Stated exercise: Check each line of the data for "Worcester" and select those that have it.

--------------------------------------------------

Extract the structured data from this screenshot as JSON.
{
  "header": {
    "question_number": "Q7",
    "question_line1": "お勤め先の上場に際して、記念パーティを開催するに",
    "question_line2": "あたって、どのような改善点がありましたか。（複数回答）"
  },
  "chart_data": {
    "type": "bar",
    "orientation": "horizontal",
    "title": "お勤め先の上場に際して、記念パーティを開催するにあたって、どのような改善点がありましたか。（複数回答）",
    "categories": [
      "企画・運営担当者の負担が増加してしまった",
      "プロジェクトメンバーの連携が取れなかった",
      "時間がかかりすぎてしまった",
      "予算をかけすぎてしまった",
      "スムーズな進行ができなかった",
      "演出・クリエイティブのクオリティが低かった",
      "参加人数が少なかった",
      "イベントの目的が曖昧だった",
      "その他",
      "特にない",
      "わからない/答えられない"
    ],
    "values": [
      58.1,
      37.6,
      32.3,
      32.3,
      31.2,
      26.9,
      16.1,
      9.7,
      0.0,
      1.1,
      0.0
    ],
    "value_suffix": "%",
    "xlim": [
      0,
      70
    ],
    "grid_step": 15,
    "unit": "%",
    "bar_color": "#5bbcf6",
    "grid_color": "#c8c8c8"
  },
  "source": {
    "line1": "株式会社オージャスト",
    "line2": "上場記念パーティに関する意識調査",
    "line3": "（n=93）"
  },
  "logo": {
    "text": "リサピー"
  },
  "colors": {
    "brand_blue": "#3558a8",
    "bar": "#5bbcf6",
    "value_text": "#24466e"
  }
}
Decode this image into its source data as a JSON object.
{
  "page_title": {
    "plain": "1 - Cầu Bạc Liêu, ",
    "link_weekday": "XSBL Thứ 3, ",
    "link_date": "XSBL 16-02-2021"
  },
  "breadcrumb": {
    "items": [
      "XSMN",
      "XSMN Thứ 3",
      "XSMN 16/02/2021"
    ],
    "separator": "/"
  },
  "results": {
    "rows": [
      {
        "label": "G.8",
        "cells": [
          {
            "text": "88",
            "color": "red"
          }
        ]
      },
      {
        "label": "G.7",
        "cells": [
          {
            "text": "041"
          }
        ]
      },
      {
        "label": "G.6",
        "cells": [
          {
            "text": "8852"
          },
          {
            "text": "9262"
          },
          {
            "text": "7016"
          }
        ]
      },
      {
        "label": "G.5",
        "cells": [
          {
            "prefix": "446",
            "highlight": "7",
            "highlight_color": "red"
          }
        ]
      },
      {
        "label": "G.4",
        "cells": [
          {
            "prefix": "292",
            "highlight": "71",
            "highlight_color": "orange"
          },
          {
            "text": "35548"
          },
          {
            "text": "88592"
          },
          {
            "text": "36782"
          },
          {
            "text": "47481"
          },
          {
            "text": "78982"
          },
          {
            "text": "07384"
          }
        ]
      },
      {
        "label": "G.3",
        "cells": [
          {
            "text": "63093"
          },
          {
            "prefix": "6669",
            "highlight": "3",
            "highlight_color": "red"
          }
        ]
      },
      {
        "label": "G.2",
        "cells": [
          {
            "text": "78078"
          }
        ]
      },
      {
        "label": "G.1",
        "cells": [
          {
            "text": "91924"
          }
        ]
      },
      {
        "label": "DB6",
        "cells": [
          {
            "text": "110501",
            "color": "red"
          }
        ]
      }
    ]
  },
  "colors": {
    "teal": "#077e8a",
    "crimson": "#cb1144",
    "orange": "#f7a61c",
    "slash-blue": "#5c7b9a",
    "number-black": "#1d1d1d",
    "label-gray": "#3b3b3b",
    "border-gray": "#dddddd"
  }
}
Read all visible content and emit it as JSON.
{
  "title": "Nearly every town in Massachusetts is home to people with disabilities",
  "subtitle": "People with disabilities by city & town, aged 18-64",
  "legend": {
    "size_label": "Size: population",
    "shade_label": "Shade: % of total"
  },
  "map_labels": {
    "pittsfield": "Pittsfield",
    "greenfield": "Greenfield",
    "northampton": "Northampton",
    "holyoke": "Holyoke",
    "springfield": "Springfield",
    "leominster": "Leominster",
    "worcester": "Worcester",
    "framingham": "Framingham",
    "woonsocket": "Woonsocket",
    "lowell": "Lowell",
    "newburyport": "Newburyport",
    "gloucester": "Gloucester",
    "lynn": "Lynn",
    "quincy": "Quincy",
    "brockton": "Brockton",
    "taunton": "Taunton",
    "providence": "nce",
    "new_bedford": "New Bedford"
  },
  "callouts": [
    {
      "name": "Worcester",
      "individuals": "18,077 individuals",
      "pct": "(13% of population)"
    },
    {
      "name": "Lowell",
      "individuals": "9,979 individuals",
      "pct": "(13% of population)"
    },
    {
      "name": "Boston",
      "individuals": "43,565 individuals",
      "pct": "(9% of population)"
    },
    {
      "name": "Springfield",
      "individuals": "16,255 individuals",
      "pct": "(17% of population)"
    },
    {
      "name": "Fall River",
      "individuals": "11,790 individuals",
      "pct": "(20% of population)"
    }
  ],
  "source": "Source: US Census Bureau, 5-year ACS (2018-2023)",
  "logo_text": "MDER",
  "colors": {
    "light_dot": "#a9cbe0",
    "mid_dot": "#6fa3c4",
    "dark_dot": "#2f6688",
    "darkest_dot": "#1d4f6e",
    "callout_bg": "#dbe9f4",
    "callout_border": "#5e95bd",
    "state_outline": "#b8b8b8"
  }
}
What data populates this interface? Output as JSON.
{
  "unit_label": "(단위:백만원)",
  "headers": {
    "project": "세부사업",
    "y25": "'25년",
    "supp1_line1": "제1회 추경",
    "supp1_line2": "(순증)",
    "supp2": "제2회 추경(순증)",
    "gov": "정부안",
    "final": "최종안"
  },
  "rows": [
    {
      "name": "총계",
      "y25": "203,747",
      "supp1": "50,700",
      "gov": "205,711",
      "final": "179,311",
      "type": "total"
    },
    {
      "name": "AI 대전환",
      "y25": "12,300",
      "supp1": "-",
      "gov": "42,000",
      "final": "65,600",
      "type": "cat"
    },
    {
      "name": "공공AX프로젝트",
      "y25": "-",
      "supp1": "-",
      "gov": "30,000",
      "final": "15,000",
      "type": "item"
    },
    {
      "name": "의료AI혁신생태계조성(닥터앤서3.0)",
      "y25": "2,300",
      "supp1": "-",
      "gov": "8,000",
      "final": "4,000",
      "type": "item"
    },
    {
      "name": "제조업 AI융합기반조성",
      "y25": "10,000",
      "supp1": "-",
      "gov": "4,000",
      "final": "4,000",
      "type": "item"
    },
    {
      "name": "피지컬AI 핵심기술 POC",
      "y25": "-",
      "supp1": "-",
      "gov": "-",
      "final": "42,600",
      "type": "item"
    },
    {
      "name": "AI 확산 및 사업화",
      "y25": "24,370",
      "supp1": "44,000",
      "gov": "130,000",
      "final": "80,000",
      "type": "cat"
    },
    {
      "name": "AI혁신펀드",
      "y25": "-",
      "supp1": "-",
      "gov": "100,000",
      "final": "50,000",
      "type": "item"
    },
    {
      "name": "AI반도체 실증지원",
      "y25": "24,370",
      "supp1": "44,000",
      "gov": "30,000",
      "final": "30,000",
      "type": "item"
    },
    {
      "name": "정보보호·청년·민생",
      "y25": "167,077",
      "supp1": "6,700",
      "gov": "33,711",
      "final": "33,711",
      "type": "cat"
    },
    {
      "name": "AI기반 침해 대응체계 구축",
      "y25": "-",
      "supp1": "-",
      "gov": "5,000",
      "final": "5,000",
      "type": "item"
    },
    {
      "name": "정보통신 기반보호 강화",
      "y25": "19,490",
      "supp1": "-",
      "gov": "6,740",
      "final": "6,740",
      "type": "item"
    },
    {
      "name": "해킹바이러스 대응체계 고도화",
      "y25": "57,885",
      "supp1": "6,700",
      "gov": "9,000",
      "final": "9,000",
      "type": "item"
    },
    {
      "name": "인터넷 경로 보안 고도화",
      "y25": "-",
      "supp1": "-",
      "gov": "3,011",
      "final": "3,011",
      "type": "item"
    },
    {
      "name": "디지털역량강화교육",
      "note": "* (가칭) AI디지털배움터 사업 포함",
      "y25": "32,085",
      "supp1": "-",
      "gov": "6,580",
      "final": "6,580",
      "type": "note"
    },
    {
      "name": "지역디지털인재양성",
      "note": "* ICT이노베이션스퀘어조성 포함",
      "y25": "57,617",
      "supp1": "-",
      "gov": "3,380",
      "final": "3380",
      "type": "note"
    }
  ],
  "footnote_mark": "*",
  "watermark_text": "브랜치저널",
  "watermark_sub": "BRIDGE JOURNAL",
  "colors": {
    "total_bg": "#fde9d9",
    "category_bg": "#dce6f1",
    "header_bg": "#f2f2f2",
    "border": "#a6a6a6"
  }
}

--------------------------------------------------

Response to the task:
    "worcester": "Worcester",
      "name": "Worcester",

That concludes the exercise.